**AUSGEWÄHLTER TEXT:**

◆ ◆ ◆ ◆

Reportage bei Monitor in der ARD
Bericht: Peter Schran


Sonia Mikich:

"Jetzt ein Sprung weg von den Superreichen und Mächtigen. Über Arbeitslosigkeit und ihre sozialen, aber auch ganz persönlichen Folgen für die Menschen hat diese Sendung oft und engagiert berichtet. Nun hat uns eine weitere Entwicklung aufgeschreckt. In Deutschland gehen immer mehr Frauen neuerdings anschaffen. Sozialarbeiter, die den Strich beobachten, berichten, wie Frauen wegen einer Stromrechnung oder wegen Mietrückständen sich prostituieren. Eine Zeitlang nur, und voller Scham, entdeckt zu werden. Die Armutsprostitution hat Konjunktur. Peter Schran war im Dortmunder Norden."




Straßenstrich Dortmund-Nord, eine ganz legale Zone, regelmäßig von den Behörden kontrolliert. Doch was lange Zeit vor allem ein Revier drogenabhängiger Mädchen war, hat inzwischen radikal sein Gesicht gewandelt: Frauen in Armut, aus verschiedenen sozialen Schichten, machen den Vollprofis heftig Konkurrenz.

Prostituierte: "Mütter, Hausfrauen, sie kommen spazieren, und sie fragen: Wie geht das? Welchen Preis, was kann man nehmen? Sie kommen so eine Stund so, und sie wollen ein bisschen Geld machen. Und viele natürlich ich hab gefragt: Was machst du hier? Ja, ich hab kein Geld, weißt du. Wie geht das? Und wie macht man die Gäste. Ist immer mehr."
Reporter: "Also, es sind dann so Hausfrauen, oder so nebenher?"
Prostituierte: "Ja, Büroangestellte, viele Studenten auch, ganz junge Mädchen, sie kommen hier und sie machen ein paar Mark zur Mietbezahlung alles und so, immer mehr, oder Studium bezahlen und so, ist immer mehr."


Um über 60 Prozent - so Sozialarbeiter - stieg in den letzten beiden Jahren die Zahl der Frauen, die sich hier für 20, 25 Euro anbieten. Manche machen es nur ein, zwei Monate, andere bleiben länger: weil sie tief in Schulden stecken oder vor dem existentiellen Aus stehen. So wie Dara, die sich manchmal an der nah gelegenen Tankstelle mit warmen Getränken versorgt. Mit Kreditkarten-Verträgen begann bei ihr die Abwärtsspirale. Dara ist hier, um Geld für die fällige Stromrechnung zu beschaffen.

Reporter: "Haben Sie Kinder?"
Dara: "Einen Sohn."

◆ ◆ ◆ ◆

**AUFGABE 1:** Um wie viel Prozent ist laut dem ausgewählten Text die Zahl der Frauen auf dem Straßenstrich Dortmund-Nord in den letzten beiden Jahren gestiegen?

◆ ◆ ◆ ◆

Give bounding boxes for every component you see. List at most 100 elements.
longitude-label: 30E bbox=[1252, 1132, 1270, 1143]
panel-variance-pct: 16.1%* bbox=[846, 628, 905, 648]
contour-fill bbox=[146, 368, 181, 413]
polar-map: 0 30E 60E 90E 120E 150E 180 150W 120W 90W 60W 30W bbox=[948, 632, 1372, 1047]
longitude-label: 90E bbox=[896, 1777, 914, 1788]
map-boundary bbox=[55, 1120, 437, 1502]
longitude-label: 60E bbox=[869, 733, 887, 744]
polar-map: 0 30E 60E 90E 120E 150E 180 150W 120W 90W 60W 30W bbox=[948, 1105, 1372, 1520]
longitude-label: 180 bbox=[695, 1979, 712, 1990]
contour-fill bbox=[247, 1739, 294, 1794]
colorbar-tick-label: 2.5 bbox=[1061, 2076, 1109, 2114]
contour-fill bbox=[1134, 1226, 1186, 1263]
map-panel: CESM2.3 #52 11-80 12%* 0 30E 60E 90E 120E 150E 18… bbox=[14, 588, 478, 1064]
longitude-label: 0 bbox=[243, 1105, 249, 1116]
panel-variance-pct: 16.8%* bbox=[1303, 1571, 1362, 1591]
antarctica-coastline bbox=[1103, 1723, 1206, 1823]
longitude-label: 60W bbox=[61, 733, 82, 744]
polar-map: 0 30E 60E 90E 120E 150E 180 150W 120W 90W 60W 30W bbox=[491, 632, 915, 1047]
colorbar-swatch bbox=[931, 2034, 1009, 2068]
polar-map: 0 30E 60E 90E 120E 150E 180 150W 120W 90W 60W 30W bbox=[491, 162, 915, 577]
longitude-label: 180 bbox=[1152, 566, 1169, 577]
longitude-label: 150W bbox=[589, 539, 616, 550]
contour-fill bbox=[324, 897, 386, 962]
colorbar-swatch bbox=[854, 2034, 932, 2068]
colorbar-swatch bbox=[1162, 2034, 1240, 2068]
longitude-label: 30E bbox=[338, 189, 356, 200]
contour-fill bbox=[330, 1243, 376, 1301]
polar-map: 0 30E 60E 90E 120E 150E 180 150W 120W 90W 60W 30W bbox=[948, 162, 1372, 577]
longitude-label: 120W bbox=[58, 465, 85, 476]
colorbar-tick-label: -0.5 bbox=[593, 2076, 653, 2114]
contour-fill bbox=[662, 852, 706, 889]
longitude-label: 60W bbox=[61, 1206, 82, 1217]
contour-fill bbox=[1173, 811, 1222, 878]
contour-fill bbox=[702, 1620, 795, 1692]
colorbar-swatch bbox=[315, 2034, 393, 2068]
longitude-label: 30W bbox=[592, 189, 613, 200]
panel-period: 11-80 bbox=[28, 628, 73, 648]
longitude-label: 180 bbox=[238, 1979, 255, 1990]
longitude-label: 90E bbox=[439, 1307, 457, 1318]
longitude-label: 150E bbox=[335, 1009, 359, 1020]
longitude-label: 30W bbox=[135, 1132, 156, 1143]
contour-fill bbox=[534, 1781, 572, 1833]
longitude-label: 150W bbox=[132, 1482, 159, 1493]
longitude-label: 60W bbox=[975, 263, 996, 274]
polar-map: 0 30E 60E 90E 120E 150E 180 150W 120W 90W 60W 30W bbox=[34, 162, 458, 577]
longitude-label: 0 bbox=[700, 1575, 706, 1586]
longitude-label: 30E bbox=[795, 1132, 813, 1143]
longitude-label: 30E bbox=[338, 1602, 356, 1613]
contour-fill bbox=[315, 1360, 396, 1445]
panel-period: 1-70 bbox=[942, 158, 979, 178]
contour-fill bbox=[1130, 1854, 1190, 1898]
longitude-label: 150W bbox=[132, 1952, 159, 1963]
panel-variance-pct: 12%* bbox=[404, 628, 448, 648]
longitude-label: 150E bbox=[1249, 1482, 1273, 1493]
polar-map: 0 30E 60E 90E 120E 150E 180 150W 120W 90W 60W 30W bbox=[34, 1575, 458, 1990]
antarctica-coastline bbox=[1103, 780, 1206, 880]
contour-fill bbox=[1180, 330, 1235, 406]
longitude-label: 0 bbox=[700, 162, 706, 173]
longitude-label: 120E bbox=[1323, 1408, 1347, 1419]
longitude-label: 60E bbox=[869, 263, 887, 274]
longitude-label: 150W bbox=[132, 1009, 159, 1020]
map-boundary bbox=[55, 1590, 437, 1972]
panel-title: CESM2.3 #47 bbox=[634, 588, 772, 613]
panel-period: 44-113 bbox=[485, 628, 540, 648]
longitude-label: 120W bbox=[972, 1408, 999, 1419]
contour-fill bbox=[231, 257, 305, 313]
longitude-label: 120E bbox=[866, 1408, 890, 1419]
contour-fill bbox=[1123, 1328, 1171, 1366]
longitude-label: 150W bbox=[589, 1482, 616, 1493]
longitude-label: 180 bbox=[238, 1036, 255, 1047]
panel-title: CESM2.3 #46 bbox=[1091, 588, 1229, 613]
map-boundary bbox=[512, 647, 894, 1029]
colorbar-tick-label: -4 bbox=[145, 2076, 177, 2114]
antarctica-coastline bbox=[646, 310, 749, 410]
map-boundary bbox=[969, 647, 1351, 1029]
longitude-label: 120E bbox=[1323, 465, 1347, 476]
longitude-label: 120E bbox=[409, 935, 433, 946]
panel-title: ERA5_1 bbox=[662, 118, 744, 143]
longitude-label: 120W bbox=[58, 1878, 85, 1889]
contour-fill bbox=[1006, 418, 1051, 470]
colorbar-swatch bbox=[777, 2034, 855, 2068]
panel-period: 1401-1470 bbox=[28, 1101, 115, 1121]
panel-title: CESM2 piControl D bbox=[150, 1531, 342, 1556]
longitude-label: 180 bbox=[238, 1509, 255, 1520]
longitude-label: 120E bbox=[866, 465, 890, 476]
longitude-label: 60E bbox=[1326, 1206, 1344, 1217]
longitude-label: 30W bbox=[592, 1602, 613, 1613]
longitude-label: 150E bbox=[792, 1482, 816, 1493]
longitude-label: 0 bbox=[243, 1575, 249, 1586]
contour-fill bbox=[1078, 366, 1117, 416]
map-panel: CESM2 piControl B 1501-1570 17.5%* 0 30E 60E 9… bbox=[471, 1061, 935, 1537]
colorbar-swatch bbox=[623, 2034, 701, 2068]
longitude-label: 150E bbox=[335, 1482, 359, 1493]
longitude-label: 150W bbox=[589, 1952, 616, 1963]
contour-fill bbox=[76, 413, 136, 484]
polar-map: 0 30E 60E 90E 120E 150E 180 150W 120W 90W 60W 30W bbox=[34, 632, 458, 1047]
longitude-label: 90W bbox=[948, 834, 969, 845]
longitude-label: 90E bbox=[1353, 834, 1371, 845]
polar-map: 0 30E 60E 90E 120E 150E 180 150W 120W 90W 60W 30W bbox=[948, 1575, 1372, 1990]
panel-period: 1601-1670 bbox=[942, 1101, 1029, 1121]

◆ ◆ ◆ ◆

**AUFGABE 2:** Überführe bitte die Einträge vom Anfang bis einschließlich der Zeile mit „map-boundary bbox=[55, 1120, 437, 1502]“ in eine JSON-Liste aus Zeichenketten, eine Zeichenkette pro Zeile, ohne Leerzeilen.

**ANTWORT 1:** Um über 60 Prozent.

**ANTWORT 2:**
[
  "Give bounding boxes for every component you see. List at most 100 elements.",
  "longitude-label: 30E bbox=[1252, 1132, 1270, 1143]",
  "panel-variance-pct: 16.1%* bbox=[846, 628, 905, 648]",
  "contour-fill bbox=[146, 368, 181, 413]",
  "polar-map: 0 30E 60E 90E 120E 150E 180 150W 120W 90W 60W 30W bbox=[948, 632, 1372, 1047]",
  "longitude-label: 90E bbox=[896, 1777, 914, 1788]",
  "map-boundary bbox=[55, 1120, 437, 1502]"
]